# Exercise data start
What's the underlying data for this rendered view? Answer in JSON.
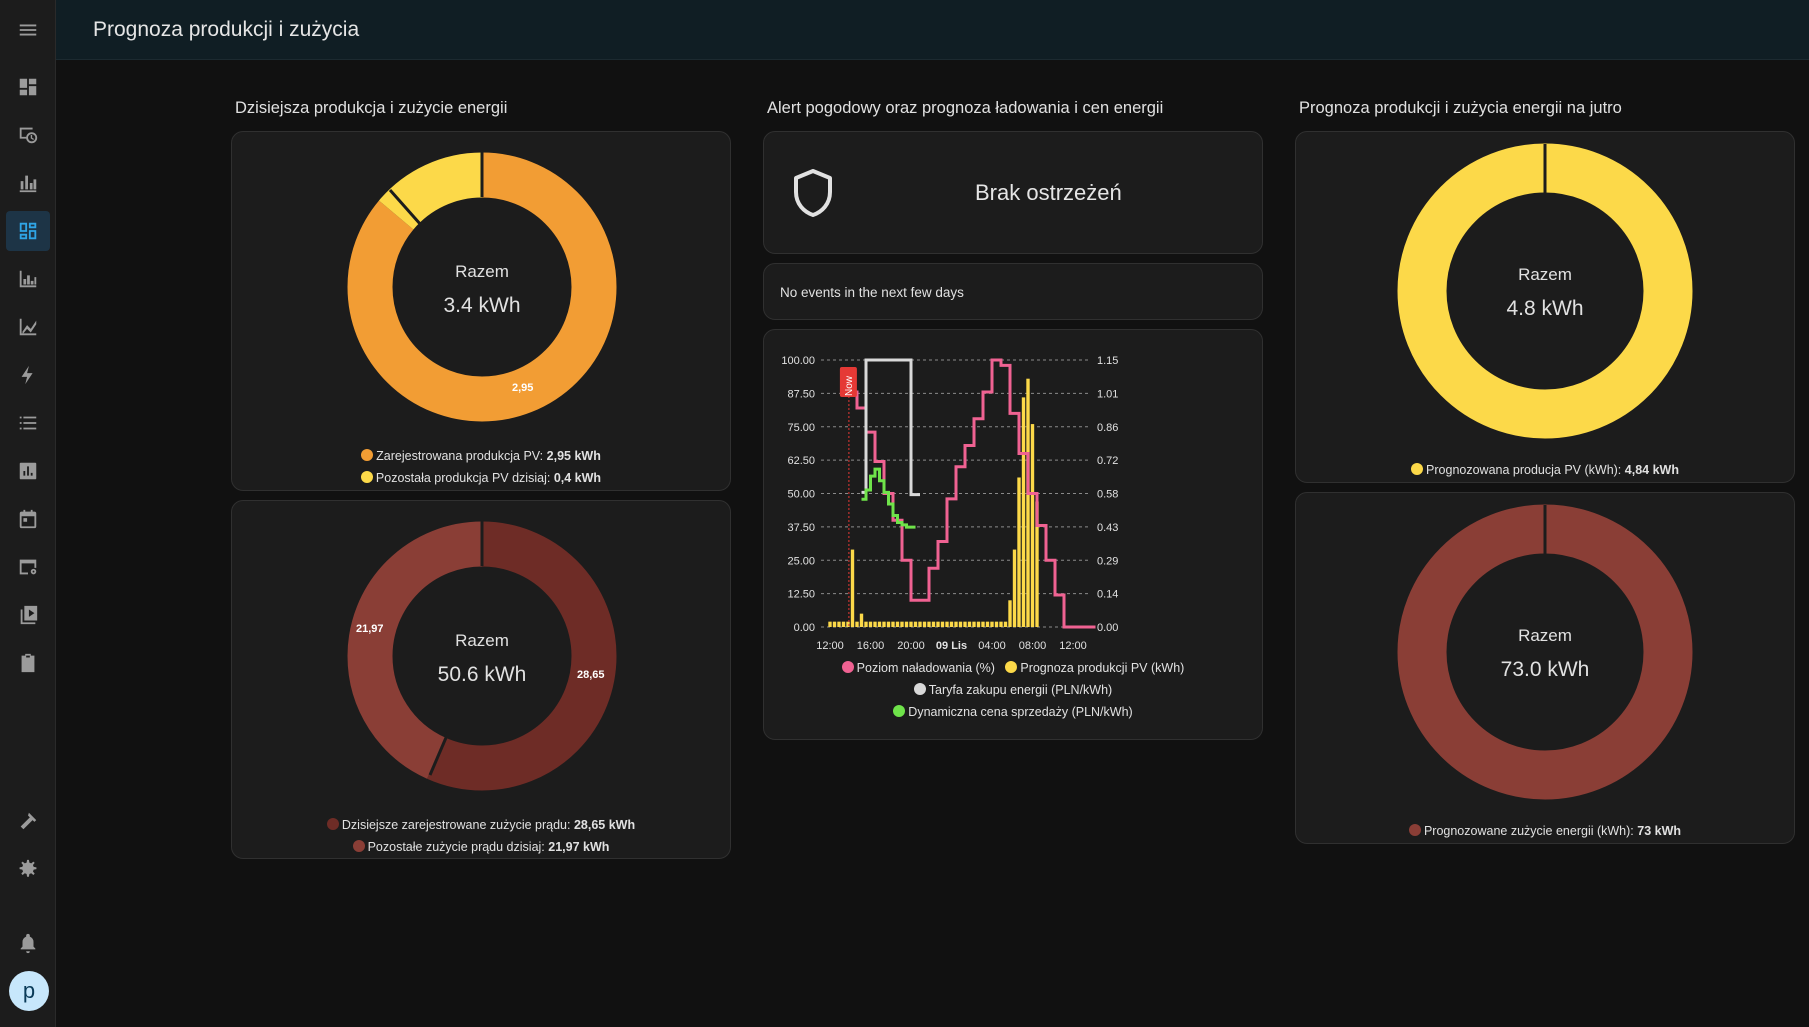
{
  "header": {
    "title": "Prognoza produkcji i zużycia"
  },
  "sidebar": {
    "items": [
      {
        "name": "menu-icon"
      },
      {
        "name": "dashboard-icon"
      },
      {
        "name": "history-icon"
      },
      {
        "name": "energy-icon"
      },
      {
        "name": "panels-icon"
      },
      {
        "name": "statistics-icon"
      },
      {
        "name": "graph-icon"
      },
      {
        "name": "lightning-icon"
      },
      {
        "name": "list-icon"
      },
      {
        "name": "chart-box-icon"
      },
      {
        "name": "calendar-icon"
      },
      {
        "name": "monitor-cog-icon"
      },
      {
        "name": "media-icon"
      },
      {
        "name": "clipboard-icon"
      },
      {
        "name": "hammer-icon"
      },
      {
        "name": "cog-icon"
      },
      {
        "name": "bell-icon"
      }
    ],
    "active": "panels-icon",
    "avatar": "p"
  },
  "columns": {
    "left": {
      "title": "Dzisiejsza produkcja i zużycie energii"
    },
    "middle": {
      "title": "Alert pogodowy oraz prognoza ładowania i cen energii"
    },
    "right": {
      "title": "Prognoza produkcji i zużycia energii na jutro"
    }
  },
  "pv_today": {
    "center_label": "Razem",
    "total": "3.4 kWh",
    "segment_label": "2,95",
    "legend": [
      {
        "label": "Zarejestrowana produkcja PV:",
        "value": "2,95 kWh",
        "color": "#f29d34"
      },
      {
        "label": "Pozostała produkcja PV dzisiaj:",
        "value": "0,4 kWh",
        "color": "#fcd949"
      }
    ]
  },
  "usage_today": {
    "center_label": "Razem",
    "total": "50.6 kWh",
    "segment_labels": [
      "28,65",
      "21,97"
    ],
    "legend": [
      {
        "label": "Dzisiejsze zarejestrowane zużycie prądu:",
        "value": "28,65 kWh",
        "color": "#6e2c26"
      },
      {
        "label": "Pozostałe zużycie prądu dzisiaj:",
        "value": "21,97 kWh",
        "color": "#8a3e36"
      }
    ]
  },
  "alert": {
    "text": "Brak ostrzeżeń"
  },
  "events": {
    "text": "No events in the next few days"
  },
  "pv_tomorrow": {
    "center_label": "Razem",
    "total": "4.8 kWh",
    "legend": [
      {
        "label": "Prognozowana producja PV (kWh):",
        "value": "4,84 kWh",
        "color": "#fcd949"
      }
    ]
  },
  "usage_tomorrow": {
    "center_label": "Razem",
    "total": "73.0 kWh",
    "legend": [
      {
        "label": "Prognozowane zużycie energii (kWh):",
        "value": "73 kWh",
        "color": "#8a3e36"
      }
    ]
  },
  "chart_data": {
    "type": "line",
    "now_marker": "Now",
    "x_tick_labels": [
      "12:00",
      "16:00",
      "20:00",
      "09 Lis",
      "04:00",
      "08:00",
      "12:00"
    ],
    "left_axis": {
      "min": 0,
      "max": 100,
      "tick_labels": [
        "0.00",
        "12.50",
        "25.00",
        "37.50",
        "50.00",
        "62.50",
        "75.00",
        "87.50",
        "100.00"
      ]
    },
    "right_axis": {
      "min": 0,
      "max": 1.15,
      "tick_labels": [
        "0.00",
        "0.14",
        "0.29",
        "0.43",
        "0.58",
        "0.72",
        "0.86",
        "1.01",
        "1.15"
      ]
    },
    "grid": true,
    "legend_position": "bottom",
    "series": [
      {
        "name": "Poziom naładowania (%)",
        "kind": "step-line",
        "axis": "left",
        "color": "#f06292",
        "x": [
          2.5,
          3,
          4,
          5,
          6,
          7,
          8,
          9,
          10,
          11,
          12,
          13,
          14,
          15,
          16,
          17,
          18,
          19,
          20,
          21,
          22,
          23,
          24,
          25,
          26,
          27,
          28,
          29
        ],
        "y": [
          88,
          82,
          73,
          62,
          50,
          40,
          25,
          10,
          10,
          22,
          32,
          48,
          60,
          68,
          78,
          88,
          100,
          98,
          80,
          65,
          50,
          38,
          25,
          12,
          0,
          0,
          0,
          0
        ]
      },
      {
        "name": "Prognoza produkcji PV (kWh)",
        "kind": "bar",
        "axis": "left",
        "color": "#fcd949",
        "x": [
          0,
          0.5,
          1,
          1.5,
          2,
          2.5,
          3,
          3.5,
          4,
          4.5,
          5,
          5.5,
          6,
          6.5,
          7,
          7.5,
          8,
          8.5,
          9,
          9.5,
          10,
          10.5,
          11,
          11.5,
          12,
          12.5,
          13,
          13.5,
          14,
          14.5,
          15,
          15.5,
          16,
          16.5,
          17,
          17.5,
          18,
          18.5,
          19,
          19.5,
          20,
          20.5,
          21,
          21.5,
          22,
          22.5,
          23,
          23.5,
          24
        ],
        "y": [
          2,
          2,
          2,
          2,
          2,
          29,
          2,
          5,
          2,
          2,
          2,
          2,
          2,
          2,
          2,
          2,
          2,
          2,
          2,
          2,
          2,
          2,
          2,
          2,
          2,
          2,
          2,
          2,
          2,
          2,
          2,
          2,
          2,
          2,
          2,
          2,
          2,
          2,
          2,
          2,
          10,
          29,
          56,
          86,
          93,
          76,
          47,
          0,
          0
        ]
      },
      {
        "name": "Taryfa zakupu energii (PLN/kWh)",
        "kind": "step-line",
        "axis": "right",
        "color": "#d9d9d9",
        "x": [
          3.5,
          4,
          9,
          9.5
        ],
        "y": [
          0.58,
          1.15,
          0.57,
          0.57
        ]
      },
      {
        "name": "Dynamiczna cena sprzedaży (PLN/kWh)",
        "kind": "step-line",
        "axis": "right",
        "color": "#6fe34a",
        "x": [
          3.5,
          4,
          4.5,
          5,
          5.5,
          6,
          6.5,
          7,
          7.5,
          8,
          8.5,
          9
        ],
        "y": [
          0.55,
          0.59,
          0.65,
          0.68,
          0.63,
          0.58,
          0.53,
          0.48,
          0.45,
          0.44,
          0.43,
          0.43
        ]
      }
    ]
  }
}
# Exercise data end
● What needs to be done
In the records above, find each line that holds the word "zużycia"; copy all such lines.

● Answer to this task
    "title": "Prognoza produkcji i zużycia"
      "title": "Prognoza produkcji i zużycia energii na jutro"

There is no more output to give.